- What is being asked -
Your task is to gather the lines below that hold the string "structured".
** Start Available records **
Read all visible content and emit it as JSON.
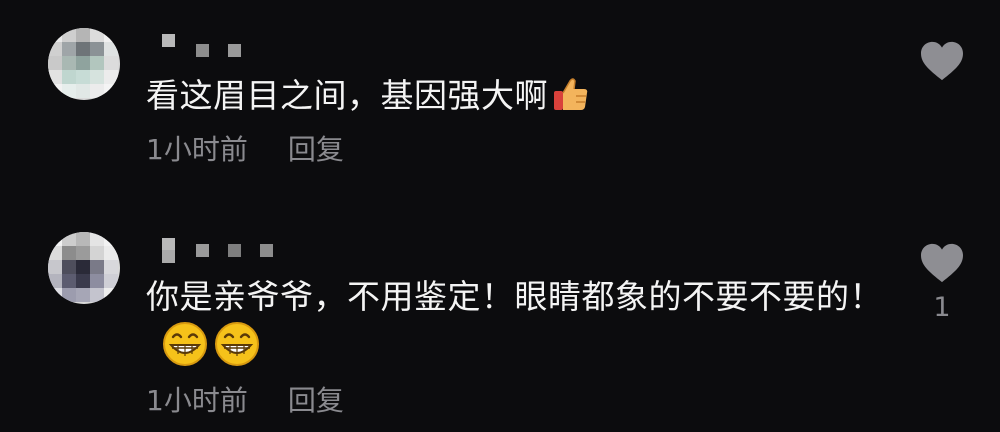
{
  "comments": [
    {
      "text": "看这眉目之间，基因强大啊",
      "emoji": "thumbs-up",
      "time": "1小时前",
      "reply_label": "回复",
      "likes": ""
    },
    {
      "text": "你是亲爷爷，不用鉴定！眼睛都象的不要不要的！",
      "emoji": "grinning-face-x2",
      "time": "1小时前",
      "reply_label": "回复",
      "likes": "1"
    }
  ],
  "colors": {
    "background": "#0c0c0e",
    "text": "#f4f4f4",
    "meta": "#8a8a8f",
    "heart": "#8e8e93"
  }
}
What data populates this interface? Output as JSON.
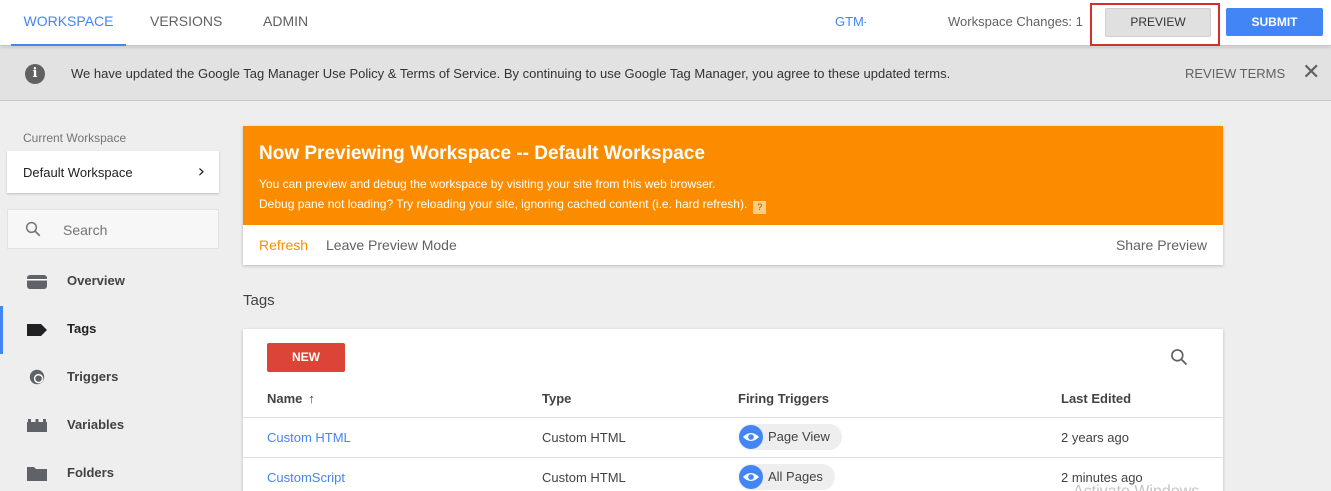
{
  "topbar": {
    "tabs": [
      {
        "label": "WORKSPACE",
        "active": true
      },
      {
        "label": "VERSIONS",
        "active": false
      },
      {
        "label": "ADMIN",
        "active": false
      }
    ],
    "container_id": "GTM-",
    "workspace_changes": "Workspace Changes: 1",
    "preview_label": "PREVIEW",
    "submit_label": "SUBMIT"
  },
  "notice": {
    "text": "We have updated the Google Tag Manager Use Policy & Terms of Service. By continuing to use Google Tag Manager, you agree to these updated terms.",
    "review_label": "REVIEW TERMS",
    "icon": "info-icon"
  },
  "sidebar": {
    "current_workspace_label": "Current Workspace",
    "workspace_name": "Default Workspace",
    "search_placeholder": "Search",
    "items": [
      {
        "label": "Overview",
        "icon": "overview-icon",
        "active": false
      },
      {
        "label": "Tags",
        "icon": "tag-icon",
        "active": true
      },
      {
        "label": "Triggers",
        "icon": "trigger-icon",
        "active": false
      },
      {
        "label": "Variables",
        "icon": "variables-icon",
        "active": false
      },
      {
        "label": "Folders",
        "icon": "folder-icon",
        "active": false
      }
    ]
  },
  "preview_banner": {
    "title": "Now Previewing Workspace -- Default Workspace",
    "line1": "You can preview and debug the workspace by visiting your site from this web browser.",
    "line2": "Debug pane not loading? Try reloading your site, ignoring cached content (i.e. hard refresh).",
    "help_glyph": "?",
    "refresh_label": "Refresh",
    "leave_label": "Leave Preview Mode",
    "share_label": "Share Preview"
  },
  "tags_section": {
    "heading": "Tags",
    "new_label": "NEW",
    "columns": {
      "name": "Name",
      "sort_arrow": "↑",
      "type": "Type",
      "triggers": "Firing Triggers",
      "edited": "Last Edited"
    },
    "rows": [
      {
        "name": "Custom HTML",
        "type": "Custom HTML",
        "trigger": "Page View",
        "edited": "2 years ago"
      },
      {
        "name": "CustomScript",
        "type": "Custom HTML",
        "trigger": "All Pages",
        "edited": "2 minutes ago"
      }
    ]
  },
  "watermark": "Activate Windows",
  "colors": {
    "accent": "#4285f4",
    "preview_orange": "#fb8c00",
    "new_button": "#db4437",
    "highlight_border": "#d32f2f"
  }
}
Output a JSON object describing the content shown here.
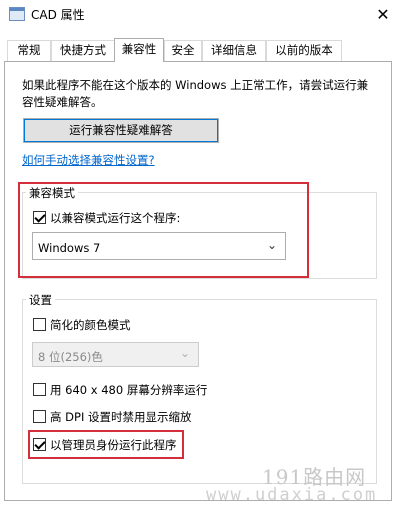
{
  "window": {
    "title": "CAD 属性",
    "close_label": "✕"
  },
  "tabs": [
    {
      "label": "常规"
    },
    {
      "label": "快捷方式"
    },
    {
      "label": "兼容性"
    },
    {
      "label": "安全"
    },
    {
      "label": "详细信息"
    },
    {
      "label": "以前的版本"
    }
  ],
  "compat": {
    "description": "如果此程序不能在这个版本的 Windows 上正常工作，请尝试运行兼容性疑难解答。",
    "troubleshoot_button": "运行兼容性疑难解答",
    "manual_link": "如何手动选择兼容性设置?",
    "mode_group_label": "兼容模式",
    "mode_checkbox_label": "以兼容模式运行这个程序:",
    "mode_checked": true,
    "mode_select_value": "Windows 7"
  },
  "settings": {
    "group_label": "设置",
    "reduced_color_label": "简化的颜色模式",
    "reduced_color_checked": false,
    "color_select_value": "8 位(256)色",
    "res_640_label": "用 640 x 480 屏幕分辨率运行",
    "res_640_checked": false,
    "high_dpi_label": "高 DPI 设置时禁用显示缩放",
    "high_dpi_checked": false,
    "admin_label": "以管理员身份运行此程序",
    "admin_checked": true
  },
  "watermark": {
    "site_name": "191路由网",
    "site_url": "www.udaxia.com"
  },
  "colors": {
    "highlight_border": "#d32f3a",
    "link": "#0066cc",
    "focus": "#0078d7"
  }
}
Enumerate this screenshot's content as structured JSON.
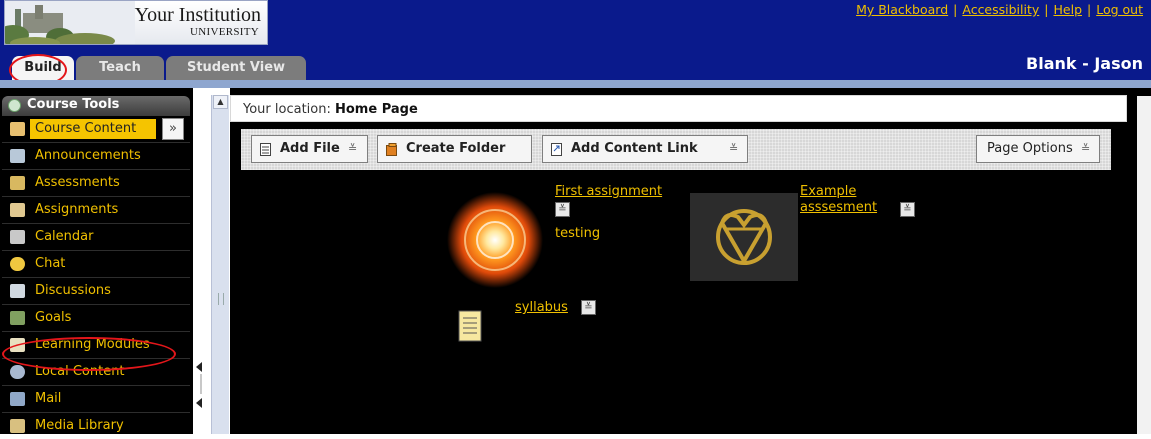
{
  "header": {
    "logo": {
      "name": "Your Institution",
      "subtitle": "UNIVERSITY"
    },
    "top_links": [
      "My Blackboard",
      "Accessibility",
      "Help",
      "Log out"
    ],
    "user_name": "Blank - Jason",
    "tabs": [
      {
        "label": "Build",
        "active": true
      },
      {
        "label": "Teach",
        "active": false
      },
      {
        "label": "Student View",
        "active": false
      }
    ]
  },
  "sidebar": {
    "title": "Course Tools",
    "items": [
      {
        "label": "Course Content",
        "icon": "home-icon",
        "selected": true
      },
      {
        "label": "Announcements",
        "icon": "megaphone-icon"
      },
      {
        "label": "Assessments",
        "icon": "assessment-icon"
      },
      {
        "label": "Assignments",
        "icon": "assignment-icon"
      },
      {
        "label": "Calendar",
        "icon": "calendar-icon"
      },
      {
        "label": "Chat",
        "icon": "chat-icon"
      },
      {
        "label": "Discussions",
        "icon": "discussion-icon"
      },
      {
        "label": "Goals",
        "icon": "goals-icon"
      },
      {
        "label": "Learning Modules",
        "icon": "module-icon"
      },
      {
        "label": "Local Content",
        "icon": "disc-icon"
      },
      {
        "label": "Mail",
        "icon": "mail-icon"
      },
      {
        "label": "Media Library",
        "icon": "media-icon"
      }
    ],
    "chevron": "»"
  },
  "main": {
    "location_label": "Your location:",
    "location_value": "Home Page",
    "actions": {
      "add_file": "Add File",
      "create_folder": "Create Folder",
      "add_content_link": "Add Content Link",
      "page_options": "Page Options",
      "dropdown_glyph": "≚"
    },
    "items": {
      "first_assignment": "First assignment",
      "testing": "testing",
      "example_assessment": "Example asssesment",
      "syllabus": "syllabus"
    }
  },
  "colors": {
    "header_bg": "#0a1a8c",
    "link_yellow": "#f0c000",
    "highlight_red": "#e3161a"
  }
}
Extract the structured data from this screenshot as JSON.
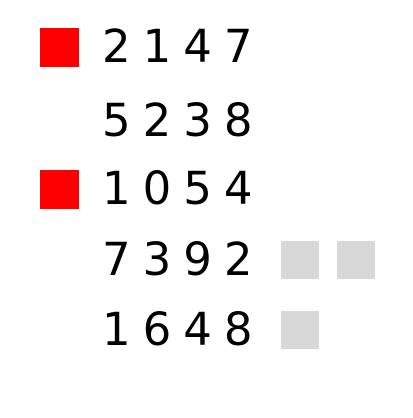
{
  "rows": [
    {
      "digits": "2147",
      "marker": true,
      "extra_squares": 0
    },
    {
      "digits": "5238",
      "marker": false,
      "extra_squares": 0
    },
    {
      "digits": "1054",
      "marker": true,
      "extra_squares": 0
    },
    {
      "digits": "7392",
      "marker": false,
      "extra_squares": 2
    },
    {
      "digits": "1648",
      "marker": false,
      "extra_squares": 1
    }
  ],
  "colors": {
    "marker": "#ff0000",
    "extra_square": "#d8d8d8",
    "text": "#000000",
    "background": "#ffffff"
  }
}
** End Available records **
- Answer to this problem -
Enumerate this screenshot's content as structured JSON.
Extract the structured data from this screenshot as JSON.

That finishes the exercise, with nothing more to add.